◆ **Stated task**
Find the word "JSON" in the material below and gather every line that contains it.

(Excerpt from a dataset)

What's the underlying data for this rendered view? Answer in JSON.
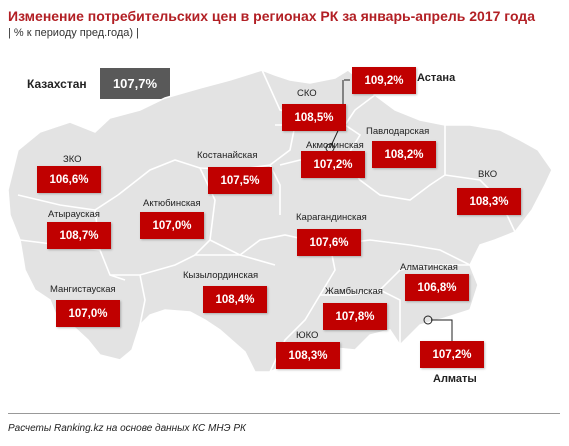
{
  "header": {
    "title": "Изменение потребительских цен в регионах РК за январь-апрель 2017 года",
    "subtitle": "| % к периоду пред.года) |"
  },
  "country": {
    "label": "Казахстан",
    "value": "107,7%"
  },
  "regions": {
    "sko": {
      "label": "СКО",
      "value": "108,5%"
    },
    "astana": {
      "label": "Астана",
      "value": "109,2%"
    },
    "pavlodar": {
      "label": "Павлодарская",
      "value": "108,2%"
    },
    "kostanay": {
      "label": "Костанайская",
      "value": "107,5%"
    },
    "akmola": {
      "label": "Акмолинская",
      "value": "107,2%"
    },
    "zko": {
      "label": "ЗКО",
      "value": "106,6%"
    },
    "atyrau": {
      "label": "Атырауская",
      "value": "108,7%"
    },
    "aktobe": {
      "label": "Актюбинская",
      "value": "107,0%"
    },
    "vko": {
      "label": "ВКО",
      "value": "108,3%"
    },
    "karaganda": {
      "label": "Карагандинская",
      "value": "107,6%"
    },
    "kyzylorda": {
      "label": "Кызылординская",
      "value": "108,4%"
    },
    "mangistau": {
      "label": "Мангистауская",
      "value": "107,0%"
    },
    "almaty_reg": {
      "label": "Алматинская",
      "value": "106,8%"
    },
    "zhambyl": {
      "label": "Жамбылская",
      "value": "107,8%"
    },
    "uko": {
      "label": "ЮКО",
      "value": "108,3%"
    },
    "almaty": {
      "label": "Алматы",
      "value": "107,2%"
    }
  },
  "footer": {
    "source": "Расчеты Ranking.kz на основе данных КС МНЭ РК"
  },
  "colors": {
    "badge": "#c00000",
    "country_box": "#595959",
    "map_fill": "#e3e3e3",
    "title": "#b21f24"
  }
}
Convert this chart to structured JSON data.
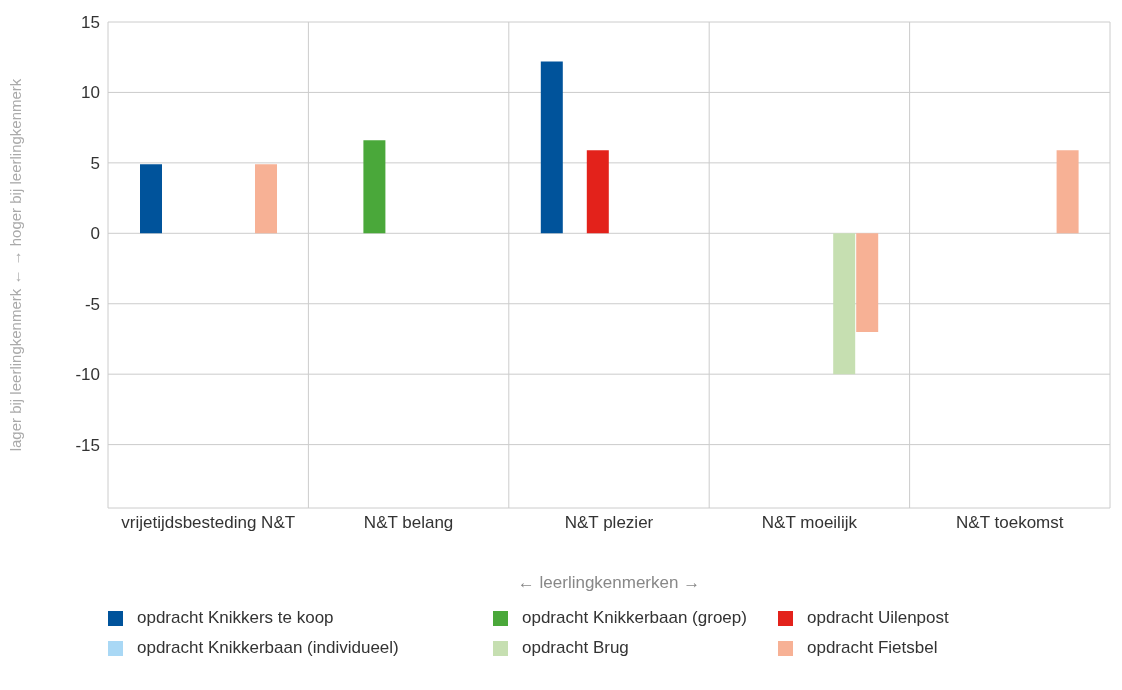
{
  "chart_data": {
    "type": "bar",
    "xlabel": "← leerlingkenmerken →",
    "ylabel": "lager bij leerlingkenmerk ← → hoger bij leerlingkenmerk",
    "categories": [
      "vrijetijdsbesteding N&T",
      "N&T belang",
      "N&T plezier",
      "N&T moeilijk",
      "N&T toekomst"
    ],
    "series": [
      {
        "name": "opdracht Knikkers te koop",
        "color": "#00539b",
        "values": [
          4.9,
          null,
          12.2,
          null,
          null
        ]
      },
      {
        "name": "opdracht Knikkerbaan (groep)",
        "color": "#4aa83a",
        "values": [
          null,
          6.6,
          null,
          null,
          null
        ]
      },
      {
        "name": "opdracht Uilenpost",
        "color": "#e3221b",
        "values": [
          null,
          null,
          5.9,
          null,
          null
        ]
      },
      {
        "name": "opdracht Knikkerbaan (individueel)",
        "color": "#a9d8f5",
        "values": [
          null,
          null,
          null,
          null,
          null
        ]
      },
      {
        "name": "opdracht Brug",
        "color": "#c6dfb1",
        "values": [
          null,
          null,
          null,
          -10,
          null
        ]
      },
      {
        "name": "opdracht Fietsbel",
        "color": "#f7b195",
        "values": [
          4.9,
          null,
          null,
          -7,
          5.9
        ]
      }
    ],
    "ylim": [
      -19.5,
      15
    ],
    "yticks": [
      -15,
      -10,
      -5,
      0,
      5,
      10,
      15
    ],
    "grid": true,
    "legend": "bottom"
  }
}
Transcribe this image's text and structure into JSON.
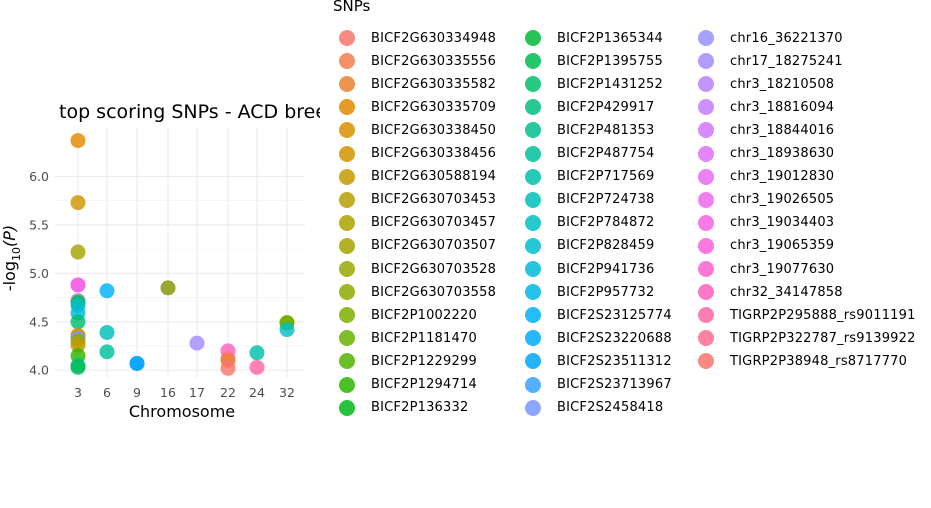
{
  "chart_data": {
    "type": "scatter",
    "title": "top scoring SNPs - ACD breed filtered",
    "xlabel": "Chromosome",
    "ylabel": {
      "base": "-log",
      "sub": "10",
      "arg": "(P)"
    },
    "x_ticks": [
      "3",
      "6",
      "9",
      "16",
      "17",
      "22",
      "24",
      "32"
    ],
    "y_ticks": [
      4.0,
      4.5,
      5.0,
      5.5,
      6.0
    ],
    "ylim": [
      3.92,
      6.5
    ],
    "grid": true,
    "legend_title": "SNPs",
    "legend_position": "right",
    "legend": [
      {
        "name": "BICF2G630334948",
        "color": "#F8766D"
      },
      {
        "name": "BICF2G630335556",
        "color": "#F07F4D"
      },
      {
        "name": "BICF2G630335582",
        "color": "#EA8331"
      },
      {
        "name": "BICF2G630335709",
        "color": "#E28A00"
      },
      {
        "name": "BICF2G630338450",
        "color": "#D89000"
      },
      {
        "name": "BICF2G630338456",
        "color": "#D09400"
      },
      {
        "name": "BICF2G630588194",
        "color": "#C49A00"
      },
      {
        "name": "BICF2G630703453",
        "color": "#B99E00"
      },
      {
        "name": "BICF2G630703457",
        "color": "#ADA200"
      },
      {
        "name": "BICF2G630703507",
        "color": "#A3A500"
      },
      {
        "name": "BICF2G630703528",
        "color": "#98A800"
      },
      {
        "name": "BICF2G630703558",
        "color": "#8BAB00"
      },
      {
        "name": "BICF2P1002220",
        "color": "#7CAE00"
      },
      {
        "name": "BICF2P1181470",
        "color": "#6BB100"
      },
      {
        "name": "BICF2P1229299",
        "color": "#53B400"
      },
      {
        "name": "BICF2P1294714",
        "color": "#2DB600"
      },
      {
        "name": "BICF2P136332",
        "color": "#00B81F"
      },
      {
        "name": "BICF2P1365344",
        "color": "#00BA38"
      },
      {
        "name": "BICF2P1395755",
        "color": "#00BC54"
      },
      {
        "name": "BICF2P1431252",
        "color": "#00BE6C"
      },
      {
        "name": "BICF2P429917",
        "color": "#00BF7D"
      },
      {
        "name": "BICF2P481353",
        "color": "#00C08E"
      },
      {
        "name": "BICF2P487754",
        "color": "#00C19C"
      },
      {
        "name": "BICF2P717569",
        "color": "#00C1AA"
      },
      {
        "name": "BICF2P724738",
        "color": "#00C0B8"
      },
      {
        "name": "BICF2P784872",
        "color": "#00BFC4"
      },
      {
        "name": "BICF2P828459",
        "color": "#00BDD0"
      },
      {
        "name": "BICF2P941736",
        "color": "#00BBDB"
      },
      {
        "name": "BICF2P957732",
        "color": "#00B7E5"
      },
      {
        "name": "BICF2S23125774",
        "color": "#00B0F6"
      },
      {
        "name": "BICF2S23220688",
        "color": "#00ABFD"
      },
      {
        "name": "BICF2S23511312",
        "color": "#00A5FF"
      },
      {
        "name": "BICF2S23713967",
        "color": "#35A2FF"
      },
      {
        "name": "BICF2S2458418",
        "color": "#7997FF"
      },
      {
        "name": "chr16_36221370",
        "color": "#9590FF"
      },
      {
        "name": "chr17_18275241",
        "color": "#A58AFF"
      },
      {
        "name": "chr3_18210508",
        "color": "#B983FF"
      },
      {
        "name": "chr3_18816094",
        "color": "#C77CFF"
      },
      {
        "name": "chr3_18844016",
        "color": "#D376FF"
      },
      {
        "name": "chr3_18938630",
        "color": "#DF70F8"
      },
      {
        "name": "chr3_19012830",
        "color": "#E76BF3"
      },
      {
        "name": "chr3_19026505",
        "color": "#EF67EB"
      },
      {
        "name": "chr3_19034403",
        "color": "#F564E3"
      },
      {
        "name": "chr3_19065359",
        "color": "#FA62DB"
      },
      {
        "name": "chr3_19077630",
        "color": "#FD61D1"
      },
      {
        "name": "chr32_34147858",
        "color": "#FF62BC"
      },
      {
        "name": "TIGRP2P295888_rs9011191",
        "color": "#FF67A4"
      },
      {
        "name": "TIGRP2P322787_rs9139922",
        "color": "#FF6C91"
      },
      {
        "name": "TIGRP2P38948_rs8717770",
        "color": "#F8766D"
      }
    ],
    "points": [
      {
        "x": "3",
        "y": 6.37,
        "color": "#E28A00"
      },
      {
        "x": "3",
        "y": 5.73,
        "color": "#D09400"
      },
      {
        "x": "3",
        "y": 5.22,
        "color": "#A3A500"
      },
      {
        "x": "3",
        "y": 4.88,
        "color": "#E76BF3"
      },
      {
        "x": "3",
        "y": 4.88,
        "color": "#F564E3"
      },
      {
        "x": "3",
        "y": 4.72,
        "color": "#B983FF"
      },
      {
        "x": "3",
        "y": 4.7,
        "color": "#00BA38"
      },
      {
        "x": "3",
        "y": 4.67,
        "color": "#00BFC4"
      },
      {
        "x": "3",
        "y": 4.59,
        "color": "#00BBDB"
      },
      {
        "x": "3",
        "y": 4.5,
        "color": "#00BE6C"
      },
      {
        "x": "3",
        "y": 4.36,
        "color": "#B99E00"
      },
      {
        "x": "3",
        "y": 4.35,
        "color": "#E28A00"
      },
      {
        "x": "3",
        "y": 4.33,
        "color": "#7997FF"
      },
      {
        "x": "3",
        "y": 4.3,
        "color": "#8BAB00"
      },
      {
        "x": "3",
        "y": 4.26,
        "color": "#C49A00"
      },
      {
        "x": "3",
        "y": 4.15,
        "color": "#2DB600"
      },
      {
        "x": "3",
        "y": 4.05,
        "color": "#00C08E"
      },
      {
        "x": "3",
        "y": 4.03,
        "color": "#00BC54"
      },
      {
        "x": "6",
        "y": 4.82,
        "color": "#00B0F6"
      },
      {
        "x": "6",
        "y": 4.39,
        "color": "#00C0B8"
      },
      {
        "x": "6",
        "y": 4.19,
        "color": "#00C19C"
      },
      {
        "x": "9",
        "y": 4.07,
        "color": "#35A2FF"
      },
      {
        "x": "9",
        "y": 4.07,
        "color": "#00A5FF"
      },
      {
        "x": "16",
        "y": 4.85,
        "color": "#9590FF"
      },
      {
        "x": "16",
        "y": 4.85,
        "color": "#98A800"
      },
      {
        "x": "17",
        "y": 4.28,
        "color": "#A58AFF"
      },
      {
        "x": "22",
        "y": 4.2,
        "color": "#FF62BC"
      },
      {
        "x": "22",
        "y": 4.12,
        "color": "#FF6C91"
      },
      {
        "x": "22",
        "y": 4.1,
        "color": "#EA8331"
      },
      {
        "x": "22",
        "y": 4.02,
        "color": "#F8766D"
      },
      {
        "x": "24",
        "y": 4.18,
        "color": "#00C1AA"
      },
      {
        "x": "24",
        "y": 4.03,
        "color": "#FF67A4"
      },
      {
        "x": "32",
        "y": 4.49,
        "color": "#D89000"
      },
      {
        "x": "32",
        "y": 4.49,
        "color": "#53B400"
      },
      {
        "x": "32",
        "y": 4.49,
        "color": "#7CAE00"
      },
      {
        "x": "32",
        "y": 4.42,
        "color": "#00BFC4"
      }
    ]
  }
}
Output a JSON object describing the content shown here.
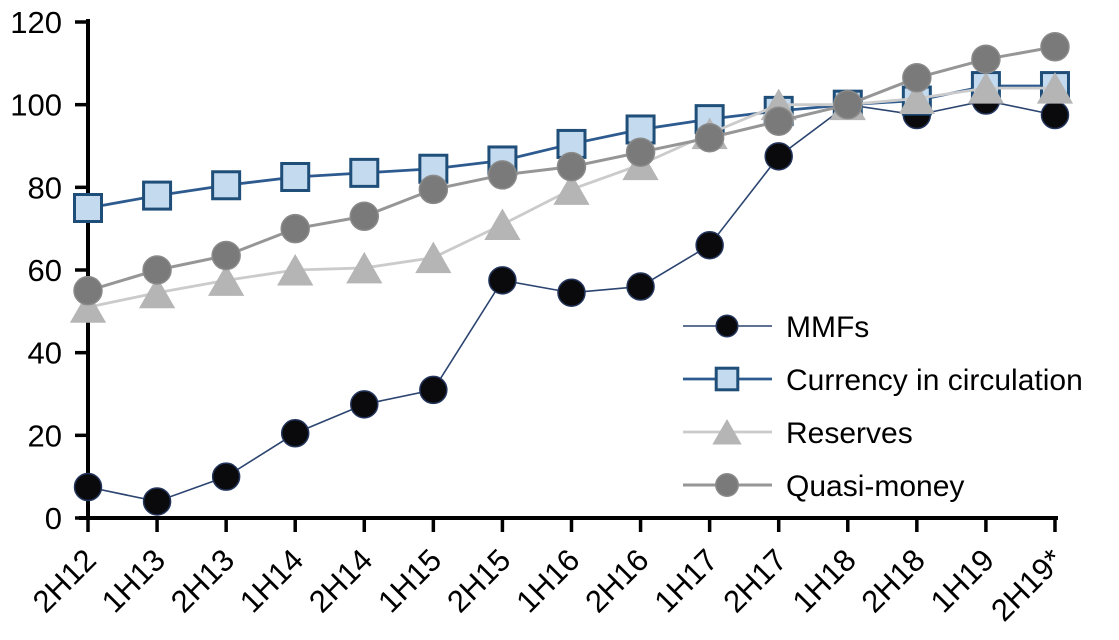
{
  "chart_data": {
    "type": "line",
    "title": "",
    "xlabel": "",
    "ylabel": "",
    "grid": false,
    "legend_position": "inside-right",
    "ylim": [
      0,
      120
    ],
    "y_ticks": [
      0,
      20,
      40,
      60,
      80,
      100,
      120
    ],
    "categories": [
      "2H12",
      "1H13",
      "2H13",
      "1H14",
      "2H14",
      "1H15",
      "2H15",
      "1H16",
      "2H16",
      "1H17",
      "2H17",
      "1H18",
      "2H18",
      "1H19",
      "2H19*"
    ],
    "series": [
      {
        "name": "MMFs",
        "marker": "circle",
        "marker_size": 27,
        "marker_fill": "#0a0a0c",
        "marker_stroke": "#24355c",
        "line_color": "#2b4470",
        "line_width": 1.6,
        "values": [
          7.5,
          4,
          10,
          20.5,
          27.5,
          31,
          57.5,
          54.5,
          56,
          66,
          87.5,
          100,
          97.5,
          101,
          97.5
        ]
      },
      {
        "name": "Currency in circulation",
        "marker": "square",
        "marker_size": 27,
        "marker_fill": "#c3daef",
        "marker_stroke": "#1f4e79",
        "line_color": "#2e5b8f",
        "line_width": 2.8,
        "values": [
          75,
          78,
          80.5,
          82.5,
          83.5,
          84.5,
          86.5,
          90.5,
          94,
          96.5,
          98.5,
          100,
          101,
          104.5,
          104.5
        ]
      },
      {
        "name": "Reserves",
        "marker": "triangle",
        "marker_size": 30,
        "marker_fill": "#b5b5b5",
        "marker_stroke": "#b5b5b5",
        "line_color": "#cbcbcb",
        "line_width": 2.8,
        "values": [
          51,
          54.5,
          57.5,
          60,
          60.5,
          63,
          71,
          79.5,
          85.5,
          93,
          100,
          100,
          101.5,
          104,
          104
        ]
      },
      {
        "name": "Quasi-money",
        "marker": "circle",
        "marker_size": 28,
        "marker_fill": "#7a7a7a",
        "marker_stroke": "#8a8a8a",
        "line_color": "#969696",
        "line_width": 3,
        "values": [
          55,
          60,
          63.5,
          70,
          73,
          79.5,
          83,
          85,
          88.5,
          92,
          96,
          100,
          106.5,
          111,
          114
        ]
      }
    ],
    "axis_color": "#000000"
  }
}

◆ **Exercise result**
What's the underlying data for this rendered view? Answer in JSON.
Convert this chart to structured JSON data.
Transcribe this image's text and structure into JSON.
Output a JSON object describing the content shown here.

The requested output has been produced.